◆ Task inputs ◆
begin

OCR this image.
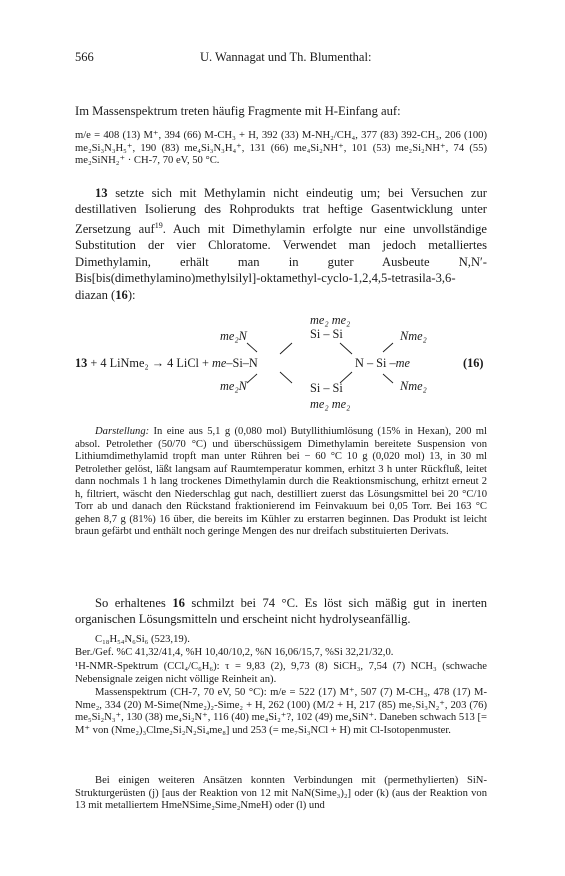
566	U. Wannagat und Th. Blumenthal:

Im Massenspektrum treten häufig Fragmente mit H-Einfang auf:

m/e = 408 (13) M⁺, 394 (66) M-CH₃ + H, 392 (33) M-NH₂/CH₄, 377 (83) 392-CH₃, 206 (100) me₂Si₃N₃H₅⁺, 190 (83) me₄Si₃N₃H₄⁺, 131 (66) me₄Si₂NH⁺, 101 (53) me₂Si₂NH⁺, 74 (55) me₂SiNH₂⁺ · CH-7, 70 eV, 50 °C.

13 setzte sich mit Methylamin nicht eindeutig um; bei Versuchen zur destillativen Isolierung des Rohprodukts trat heftige Gasentwicklung unter Zersetzung auf$^{19}$. Auch mit Dimethylamin erfolgte nur eine unvollständige Substitution der vier Chloratome. Verwendet man jedoch metalliertes Dimethylamin, erhält man in guter Ausbeute N,N′-Bis[bis(dimethylamino)methylsilyl]-oktamethyl-cyclo-1,2,4,5-tetrasila-3,6-diazan (16):

me₂ me₂
me₂N	Si – Si	Nme₂
13 + 4 LiNme₂ → 4 LiCl + me–Si–N	N – Si –me	(16)
me₂N	Si – Si	Nme₂
me₂ me₂

Darstellung: In eine aus 5,1 g (0,080 mol) Butyllithiumlösung (15% in Hexan), 200 ml absol. Petrolether (50/70 °C) und überschüssigem Dimethylamin bereitete Suspension von Lithiumdimethylamid tropft man unter Rühren bei − 60 °C 10 g (0,020 mol) 13, in 30 ml Petrolether gelöst, läßt langsam auf Raumtemperatur kommen, erhitzt 3 h unter Rückfluß, leitet dann nochmals 1 h lang trockenes Dimethylamin durch die Reaktionsmischung, erhitzt erneut 2 h, filtriert, wäscht den Niederschlag gut nach, destilliert zuerst das Lösungsmittel bei 20 °C/10 Torr ab und danach den Rückstand fraktionierend im Feinvakuum bei 0,05 Torr. Bei 163 °C gehen 8,7 g (81%) 16 über, die bereits im Kühler zu erstarren beginnen. Das Produkt ist leicht braun gefärbt und enthält noch geringe Mengen des nur dreifach substituierten Derivats.

So erhaltenes 16 schmilzt bei 74 °C. Es löst sich mäßig gut in inerten organischen Lösungsmitteln und erscheint nicht hydrolyseanfällig.

C₁₈H₅₄N₆Si₆ (523,19).

Ber./Gef. %C 41,32/41,4, %H 10,40/10,2, %N 16,06/15,7, %Si 32,21/32,0.

¹H-NMR-Spektrum (CCl₄/C₆H₆): τ = 9,83 (2), 9,73 (8) SiCH₃, 7,54 (7) NCH₃ (schwache Nebensignale zeigen nicht völlige Reinheit an).

Massenspektrum (CH-7, 70 eV, 50 °C): m/e = 522 (17) M⁺, 507 (7) M-CH₃, 478 (17) M-Nme₂, 334 (20) M-Sime(Nme₂)₂-Sime₂ + H, 262 (100) (M/2 + H, 217 (85) me₇Si₃N₂⁺, 203 (76) me₅Si₂N₃⁺, 130 (38) me₄Si₂N⁺, 116 (40) me₄Si₂⁺?, 102 (49) me₄SiN⁺. Daneben schwach 513 [= M⁺ von (Nme₂)₃Clme₂Si₂N₂Si₄me₈] und 253 (= me₇Si₃NCl + H) mit Cl-Isotopenmuster.

Bei einigen weiteren Ansätzen konnten Verbindungen mit (permethylierten) SiN-Strukturgerüsten (j) [aus der Reaktion von 12 mit NaN(Sime₃)₂] oder (k) (aus der Reaktion von 13 mit metalliertem HmeNSime₂Sime₂NmeH) oder (l) und
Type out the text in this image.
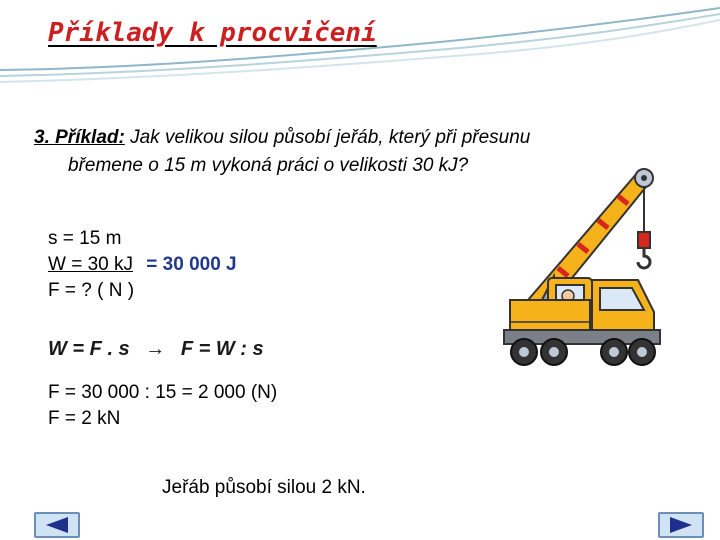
Příklady k procvičení
3. Příklad: Jak velikou silou působí jeřáb, který při přesunu
břemene o 15 m vykoná práci o velikosti 30 kJ?
s = 15 m
W = 30 kJ = 30 000 J
F = ? ( N )
W = F . s → F = W : s
F = 30 000 : 15 = 2 000 (N)
F = 2 kN
Jeřáb působí silou 2 kN.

end

Return all of the entries word for word, but omit the pictures.

◆ Exercise response ◆
OCR this image.
566	U. Wannagat und Th. Blumenthal:

Im Massenspektrum treten häufig Fragmente mit H-Einfang auf:

m/e = 408 (13) M⁺, 394 (66) M-CH₃ + H, 392 (33) M-NH₂/CH₄, 377 (83) 392-CH₃, 206 (100) me₂Si₃N₃H₅⁺, 190 (83) me₄Si₃N₃H₄⁺, 131 (66) me₄Si₂NH⁺, 101 (53) me₂Si₂NH⁺, 74 (55) me₂SiNH₂⁺ · CH-7, 70 eV, 50 °C.

13 setzte sich mit Methylamin nicht eindeutig um; bei Versuchen zur destillativen Isolierung des Rohprodukts trat heftige Gasentwicklung unter Zersetzung auf$^{19}$. Auch mit Dimethylamin erfolgte nur eine unvollständige Substitution der vier Chloratome. Verwendet man jedoch metalliertes Dimethylamin, erhält man in guter Ausbeute N,N′-Bis[bis(dimethylamino)methylsilyl]-oktamethyl-cyclo-1,2,4,5-tetrasila-3,6-diazan (16):

me₂ me₂
me₂N	Si – Si	Nme₂
13 + 4 LiNme₂ → 4 LiCl + me–Si–N	N – Si –me	(16)
me₂N	Si – Si	Nme₂
me₂ me₂

Darstellung: In eine aus 5,1 g (0,080 mol) Butyllithiumlösung (15% in Hexan), 200 ml absol. Petrolether (50/70 °C) und überschüssigem Dimethylamin bereitete Suspension von Lithiumdimethylamid tropft man unter Rühren bei − 60 °C 10 g (0,020 mol) 13, in 30 ml Petrolether gelöst, läßt langsam auf Raumtemperatur kommen, erhitzt 3 h unter Rückfluß, leitet dann nochmals 1 h lang trockenes Dimethylamin durch die Reaktionsmischung, erhitzt erneut 2 h, filtriert, wäscht den Niederschlag gut nach, destilliert zuerst das Lösungsmittel bei 20 °C/10 Torr ab und danach den Rückstand fraktionierend im Feinvakuum bei 0,05 Torr. Bei 163 °C gehen 8,7 g (81%) 16 über, die bereits im Kühler zu erstarren beginnen. Das Produkt ist leicht braun gefärbt und enthält noch geringe Mengen des nur dreifach substituierten Derivats.

So erhaltenes 16 schmilzt bei 74 °C. Es löst sich mäßig gut in inerten organischen Lösungsmitteln und erscheint nicht hydrolyseanfällig.

C₁₈H₅₄N₆Si₆ (523,19).

Ber./Gef. %C 41,32/41,4, %H 10,40/10,2, %N 16,06/15,7, %Si 32,21/32,0.

¹H-NMR-Spektrum (CCl₄/C₆H₆): τ = 9,83 (2), 9,73 (8) SiCH₃, 7,54 (7) NCH₃ (schwache Nebensignale zeigen nicht völlige Reinheit an).

Massenspektrum (CH-7, 70 eV, 50 °C): m/e = 522 (17) M⁺, 507 (7) M-CH₃, 478 (17) M-Nme₂, 334 (20) M-Sime(Nme₂)₂-Sime₂ + H, 262 (100) (M/2 + H, 217 (85) me₇Si₃N₂⁺, 203 (76) me₅Si₂N₃⁺, 130 (38) me₄Si₂N⁺, 116 (40) me₄Si₂⁺?, 102 (49) me₄SiN⁺. Daneben schwach 513 [= M⁺ von (Nme₂)₃Clme₂Si₂N₂Si₄me₈] und 253 (= me₇Si₃NCl + H) mit Cl-Isotopenmuster.

Bei einigen weiteren Ansätzen konnten Verbindungen mit (permethylierten) SiN-Strukturgerüsten (j) [aus der Reaktion von 12 mit NaN(Sime₃)₂] oder (k) (aus der Reaktion von 13 mit metalliertem HmeNSime₂Sime₂NmeH) oder (l) und
Type out the text in this image.
Příklady k procvičení
3. Příklad: Jak velikou silou působí jeřáb, který při přesunu
břemene o 15 m vykoná práci o velikosti 30 kJ?
s = 15 m
W = 30 kJ = 30 000 J
F = ? ( N )
W = F . s → F = W : s
F = 30 000 : 15 = 2 000 (N)
F = 2 kN
Jeřáb působí silou 2 kN.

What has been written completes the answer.